* _WRITTEN REQUEST_
Every line of the material that follows must be printed again exactly.

* _INPUT_
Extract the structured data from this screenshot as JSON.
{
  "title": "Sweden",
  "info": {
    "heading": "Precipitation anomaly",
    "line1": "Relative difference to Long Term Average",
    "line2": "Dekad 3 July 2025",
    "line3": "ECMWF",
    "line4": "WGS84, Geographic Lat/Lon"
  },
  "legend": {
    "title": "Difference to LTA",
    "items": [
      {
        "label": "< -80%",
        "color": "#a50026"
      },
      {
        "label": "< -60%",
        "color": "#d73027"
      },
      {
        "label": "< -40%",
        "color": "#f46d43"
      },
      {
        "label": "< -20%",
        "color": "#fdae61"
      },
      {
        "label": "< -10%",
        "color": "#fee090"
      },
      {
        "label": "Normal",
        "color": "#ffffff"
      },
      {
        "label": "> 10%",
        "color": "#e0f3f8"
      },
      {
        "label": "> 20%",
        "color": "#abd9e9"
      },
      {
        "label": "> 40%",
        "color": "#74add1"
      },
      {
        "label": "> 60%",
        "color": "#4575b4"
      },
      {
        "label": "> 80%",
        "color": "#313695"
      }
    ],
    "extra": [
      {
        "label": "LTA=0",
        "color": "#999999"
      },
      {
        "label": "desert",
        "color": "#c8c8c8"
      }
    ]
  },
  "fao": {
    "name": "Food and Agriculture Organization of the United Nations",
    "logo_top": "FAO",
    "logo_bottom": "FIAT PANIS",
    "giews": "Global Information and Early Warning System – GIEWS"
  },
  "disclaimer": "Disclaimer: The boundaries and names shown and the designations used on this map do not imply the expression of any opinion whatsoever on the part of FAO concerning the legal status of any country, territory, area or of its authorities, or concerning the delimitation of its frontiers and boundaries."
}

* _EXERCISE RESULT_
Extract the structured data from this screenshot as JSON.
{
  "title": "Sweden",
  "info": {
    "heading": "Precipitation anomaly",
    "line1": "Relative difference to Long Term Average",
    "line2": "Dekad 3 July 2025",
    "line3": "ECMWF",
    "line4": "WGS84, Geographic Lat/Lon"
  },
  "legend": {
    "title": "Difference to LTA",
    "items": [
      {
        "label": "< -80%",
        "color": "#a50026"
      },
      {
        "label": "< -60%",
        "color": "#d73027"
      },
      {
        "label": "< -40%",
        "color": "#f46d43"
      },
      {
        "label": "< -20%",
        "color": "#fdae61"
      },
      {
        "label": "< -10%",
        "color": "#fee090"
      },
      {
        "label": "Normal",
        "color": "#ffffff"
      },
      {
        "label": "> 10%",
        "color": "#e0f3f8"
      },
      {
        "label": "> 20%",
        "color": "#abd9e9"
      },
      {
        "label": "> 40%",
        "color": "#74add1"
      },
      {
        "label": "> 60%",
        "color": "#4575b4"
      },
      {
        "label": "> 80%",
        "color": "#313695"
      }
    ],
    "extra": [
      {
        "label": "LTA=0",
        "color": "#999999"
      },
      {
        "label": "desert",
        "color": "#c8c8c8"
      }
    ]
  },
  "fao": {
    "name": "Food and Agriculture Organization of the United Nations",
    "logo_top": "FAO",
    "logo_bottom": "FIAT PANIS",
    "giews": "Global Information and Early Warning System – GIEWS"
  },
  "disclaimer": "Disclaimer: The boundaries and names shown and the designations used on this map do not imply the expression of any opinion whatsoever on the part of FAO concerning the legal status of any country, territory, area or of its authorities, or concerning the delimitation of its frontiers and boundaries."
}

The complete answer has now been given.